Challenge:
Copy each line exactly.

The records:
__________
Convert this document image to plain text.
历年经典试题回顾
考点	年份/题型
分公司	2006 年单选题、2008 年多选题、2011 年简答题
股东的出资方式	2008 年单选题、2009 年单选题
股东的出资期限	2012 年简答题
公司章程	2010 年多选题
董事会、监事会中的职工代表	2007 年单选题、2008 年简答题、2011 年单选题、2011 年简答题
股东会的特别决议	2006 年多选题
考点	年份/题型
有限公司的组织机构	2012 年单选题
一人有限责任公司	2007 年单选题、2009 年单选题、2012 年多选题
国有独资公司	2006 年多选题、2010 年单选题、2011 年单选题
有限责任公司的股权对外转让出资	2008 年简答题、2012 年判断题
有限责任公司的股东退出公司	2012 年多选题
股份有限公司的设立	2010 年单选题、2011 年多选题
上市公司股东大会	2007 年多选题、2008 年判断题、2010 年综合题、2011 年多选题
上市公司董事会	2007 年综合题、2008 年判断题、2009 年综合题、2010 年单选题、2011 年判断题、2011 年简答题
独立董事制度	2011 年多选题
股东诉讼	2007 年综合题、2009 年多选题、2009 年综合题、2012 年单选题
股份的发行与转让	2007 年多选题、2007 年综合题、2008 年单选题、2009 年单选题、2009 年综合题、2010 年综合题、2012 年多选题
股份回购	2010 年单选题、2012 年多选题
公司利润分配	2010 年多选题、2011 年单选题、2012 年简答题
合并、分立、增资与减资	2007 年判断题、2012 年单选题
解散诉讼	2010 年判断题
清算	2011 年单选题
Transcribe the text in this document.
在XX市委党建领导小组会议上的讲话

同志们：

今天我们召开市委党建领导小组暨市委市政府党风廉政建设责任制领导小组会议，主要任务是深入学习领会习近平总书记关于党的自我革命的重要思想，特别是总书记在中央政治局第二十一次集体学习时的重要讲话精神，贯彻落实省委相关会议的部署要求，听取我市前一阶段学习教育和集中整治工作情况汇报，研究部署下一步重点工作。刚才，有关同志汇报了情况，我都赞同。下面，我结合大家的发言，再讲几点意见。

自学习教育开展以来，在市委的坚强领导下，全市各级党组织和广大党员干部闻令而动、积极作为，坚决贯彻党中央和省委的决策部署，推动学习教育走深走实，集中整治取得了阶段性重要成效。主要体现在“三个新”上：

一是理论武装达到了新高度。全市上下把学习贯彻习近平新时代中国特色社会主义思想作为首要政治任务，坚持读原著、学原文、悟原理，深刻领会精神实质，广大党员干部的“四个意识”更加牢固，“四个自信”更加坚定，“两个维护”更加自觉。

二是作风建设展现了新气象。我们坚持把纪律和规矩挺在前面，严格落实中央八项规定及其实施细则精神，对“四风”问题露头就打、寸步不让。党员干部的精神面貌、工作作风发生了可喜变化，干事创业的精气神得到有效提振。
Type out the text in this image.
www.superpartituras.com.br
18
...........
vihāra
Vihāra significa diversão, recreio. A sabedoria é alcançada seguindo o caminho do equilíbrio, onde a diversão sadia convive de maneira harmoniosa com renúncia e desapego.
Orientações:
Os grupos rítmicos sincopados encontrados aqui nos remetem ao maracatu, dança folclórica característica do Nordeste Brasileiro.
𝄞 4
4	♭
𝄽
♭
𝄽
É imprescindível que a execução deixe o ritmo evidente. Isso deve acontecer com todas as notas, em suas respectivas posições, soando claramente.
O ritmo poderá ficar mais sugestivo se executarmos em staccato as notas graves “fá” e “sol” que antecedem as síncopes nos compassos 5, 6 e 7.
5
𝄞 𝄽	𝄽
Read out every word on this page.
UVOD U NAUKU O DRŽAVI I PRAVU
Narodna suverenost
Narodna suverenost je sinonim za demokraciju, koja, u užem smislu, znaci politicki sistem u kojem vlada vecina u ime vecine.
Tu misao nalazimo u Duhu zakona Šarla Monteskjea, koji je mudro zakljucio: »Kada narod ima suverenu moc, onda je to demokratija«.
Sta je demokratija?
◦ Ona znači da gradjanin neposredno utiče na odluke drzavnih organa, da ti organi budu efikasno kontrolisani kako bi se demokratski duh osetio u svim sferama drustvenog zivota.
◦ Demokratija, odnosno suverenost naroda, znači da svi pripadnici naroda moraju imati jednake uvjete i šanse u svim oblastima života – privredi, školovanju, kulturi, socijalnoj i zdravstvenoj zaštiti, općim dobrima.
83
__________
Task solution:
Convert this document image to plain text.
历年经典试题回顾
考点	年份/题型
分公司	2006 年单选题、2008 年多选题、2011 年简答题
股东的出资方式	2008 年单选题、2009 年单选题
股东的出资期限	2012 年简答题
公司章程	2010 年多选题
董事会、监事会中的职工代表	2007 年单选题、2008 年简答题、2011 年单选题、2011 年简答题
股东会的特别决议	2006 年多选题
考点	年份/题型
有限公司的组织机构	2012 年单选题
一人有限责任公司	2007 年单选题、2009 年单选题、2012 年多选题
国有独资公司	2006 年多选题、2010 年单选题、2011 年单选题
有限责任公司的股权对外转让出资	2008 年简答题、2012 年判断题
有限责任公司的股东退出公司	2012 年多选题
股份有限公司的设立	2010 年单选题、2011 年多选题
上市公司股东大会	2007 年多选题、2008 年判断题、2010 年综合题、2011 年多选题
上市公司董事会	2007 年综合题、2008 年判断题、2009 年综合题、2010 年单选题、2011 年判断题、2011 年简答题
独立董事制度	2011 年多选题
股东诉讼	2007 年综合题、2009 年多选题、2009 年综合题、2012 年单选题
股份的发行与转让	2007 年多选题、2007 年综合题、2008 年单选题、2009 年单选题、2009 年综合题、2010 年综合题、2012 年多选题
股份回购	2010 年单选题、2012 年多选题
公司利润分配	2010 年多选题、2011 年单选题、2012 年简答题
合并、分立、增资与减资	2007 年判断题、2012 年单选题
解散诉讼	2010 年判断题
清算	2011 年单选题
Transcribe the text in this document.
在XX市委党建领导小组会议上的讲话

同志们：

今天我们召开市委党建领导小组暨市委市政府党风廉政建设责任制领导小组会议，主要任务是深入学习领会习近平总书记关于党的自我革命的重要思想，特别是总书记在中央政治局第二十一次集体学习时的重要讲话精神，贯彻落实省委相关会议的部署要求，听取我市前一阶段学习教育和集中整治工作情况汇报，研究部署下一步重点工作。刚才，有关同志汇报了情况，我都赞同。下面，我结合大家的发言，再讲几点意见。

自学习教育开展以来，在市委的坚强领导下，全市各级党组织和广大党员干部闻令而动、积极作为，坚决贯彻党中央和省委的决策部署，推动学习教育走深走实，集中整治取得了阶段性重要成效。主要体现在“三个新”上：

一是理论武装达到了新高度。全市上下把学习贯彻习近平新时代中国特色社会主义思想作为首要政治任务，坚持读原著、学原文、悟原理，深刻领会精神实质，广大党员干部的“四个意识”更加牢固，“四个自信”更加坚定，“两个维护”更加自觉。

二是作风建设展现了新气象。我们坚持把纪律和规矩挺在前面，严格落实中央八项规定及其实施细则精神，对“四风”问题露头就打、寸步不让。党员干部的精神面貌、工作作风发生了可喜变化，干事创业的精气神得到有效提振。
Type out the text in this image.
www.superpartituras.com.br
18
...........
vihāra
Vihāra significa diversão, recreio. A sabedoria é alcançada seguindo o caminho do equilíbrio, onde a diversão sadia convive de maneira harmoniosa com renúncia e desapego.
Orientações:
Os grupos rítmicos sincopados encontrados aqui nos remetem ao maracatu, dança folclórica característica do Nordeste Brasileiro.
𝄞 4
4	♭
𝄽
♭
𝄽
É imprescindível que a execução deixe o ritmo evidente. Isso deve acontecer com todas as notas, em suas respectivas posições, soando claramente.
O ritmo poderá ficar mais sugestivo se executarmos em staccato as notas graves “fá” e “sol” que antecedem as síncopes nos compassos 5, 6 e 7.
5
𝄞 𝄽	𝄽
Read out every word on this page.
UVOD U NAUKU O DRŽAVI I PRAVU
Narodna suverenost
Narodna suverenost je sinonim za demokraciju, koja, u užem smislu, znaci politicki sistem u kojem vlada vecina u ime vecine.
Tu misao nalazimo u Duhu zakona Šarla Monteskjea, koji je mudro zakljucio: »Kada narod ima suverenu moc, onda je to demokratija«.
Sta je demokratija?
◦ Ona znači da gradjanin neposredno utiče na odluke drzavnih organa, da ti organi budu efikasno kontrolisani kako bi se demokratski duh osetio u svim sferama drustvenog zivota.
◦ Demokratija, odnosno suverenost naroda, znači da svi pripadnici naroda moraju imati jednake uvjete i šanse u svim oblastima života – privredi, školovanju, kulturi, socijalnoj i zdravstvenoj zaštiti, općim dobrima.
83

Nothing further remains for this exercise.